↓
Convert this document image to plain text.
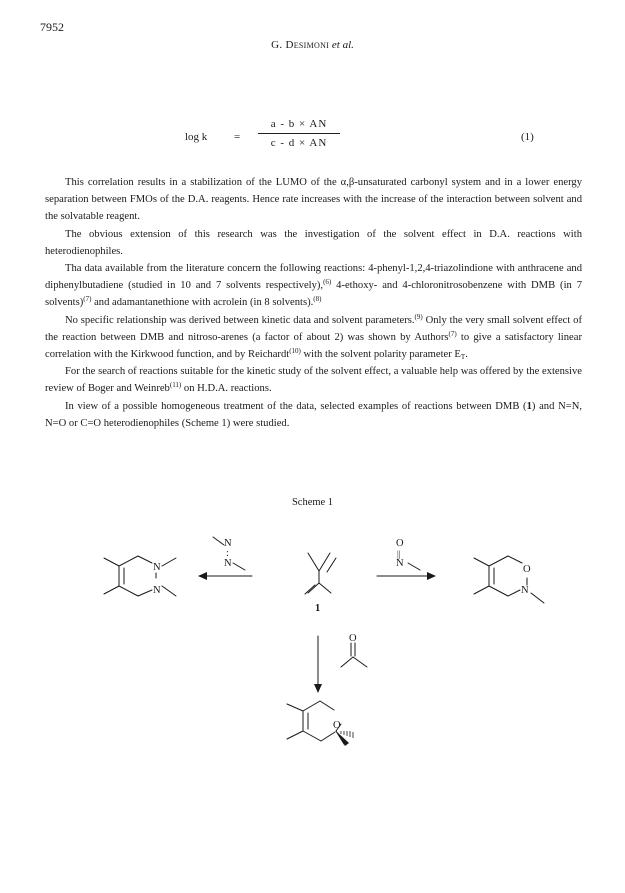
7952
G. Desimoni et al.
log k =
a - b × AN
c - d × AN	(1)

This correlation results in a stabilization of the LUMO of the α,β-unsaturated carbonyl system and in a lower energy separation between FMOs of the D.A. reagents. Hence rate increases with the increase of the interaction between solvent and the solvatable reagent.

The obvious extension of this research was the investigation of the solvent effect in D.A. reactions with heterodienophiles.

Tha data available from the literature concern the following reactions: 4-phenyl-1,2,4-triazolindione with anthracene and diphenylbutadiene (studied in 10 and 7 solvents respectively),$^{(6)}$ 4-ethoxy- and 4-chloronitrosobenzene with DMB (in 7 solvents)$^{(7)}$ and adamantanethione with acrolein (in 8 solvents).$^{(8)}$

No specific relationship was derived between kinetic data and solvent parameters.$^{(9)}$ Only the very small solvent effect of the reaction between DMB and nitroso-arenes (a factor of about 2) was shown by Authors$^{(7)}$ to give a satisfactory linear correlation with the Kirkwood function, and by Reichardt$^{(10)}$ with the solvent polarity parameter $E_T$.

For the search of reactions suitable for the kinetic study of the solvent effect, a valuable help was offered by the extensive review of Boger and Weinreb$^{(11)}$ on H.D.A. reactions.

In view of a possible homogeneous treatment of the data, selected examples of reactions between DMB (1) and N=N, N=O or C=O heterodienophiles (Scheme 1) were studied.

Scheme 1
N
N
N
:
N
O
||
N
O
N
O
O
1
↑
◆ Requirement: Copy all lines from the listing that contain "with".

◆ Result below:
This correlation results in a stabilization of the LUMO of the α,β-unsaturated carbonyl system and in a lower energy separation between FMOs of the D.A. reagents. Hence rate increases with the increase of the interaction between solvent and the solvatable reagent.
The obvious extension of this research was the investigation of the solvent effect in D.A. reactions with heterodienophiles.
Tha data available from the literature concern the following reactions: 4-phenyl-1,2,4-triazolindione with anthracene and diphenylbutadiene (studied in 10 and 7 solvents respectively),$^{(6)}$ 4-ethoxy- and 4-chloronitrosobenzene with DMB (in 7 solvents)$^{(7)}$ and adamantanethione with acrolein (in 8 solvents).$^{(8)}$
No specific relationship was derived between kinetic data and solvent parameters.$^{(9)}$ Only the very small solvent effect of the reaction between DMB and nitroso-arenes (a factor of about 2) was shown by Authors$^{(7)}$ to give a satisfactory linear correlation with the Kirkwood function, and by Reichardt$^{(10)}$ with the solvent polarity parameter $E_T$.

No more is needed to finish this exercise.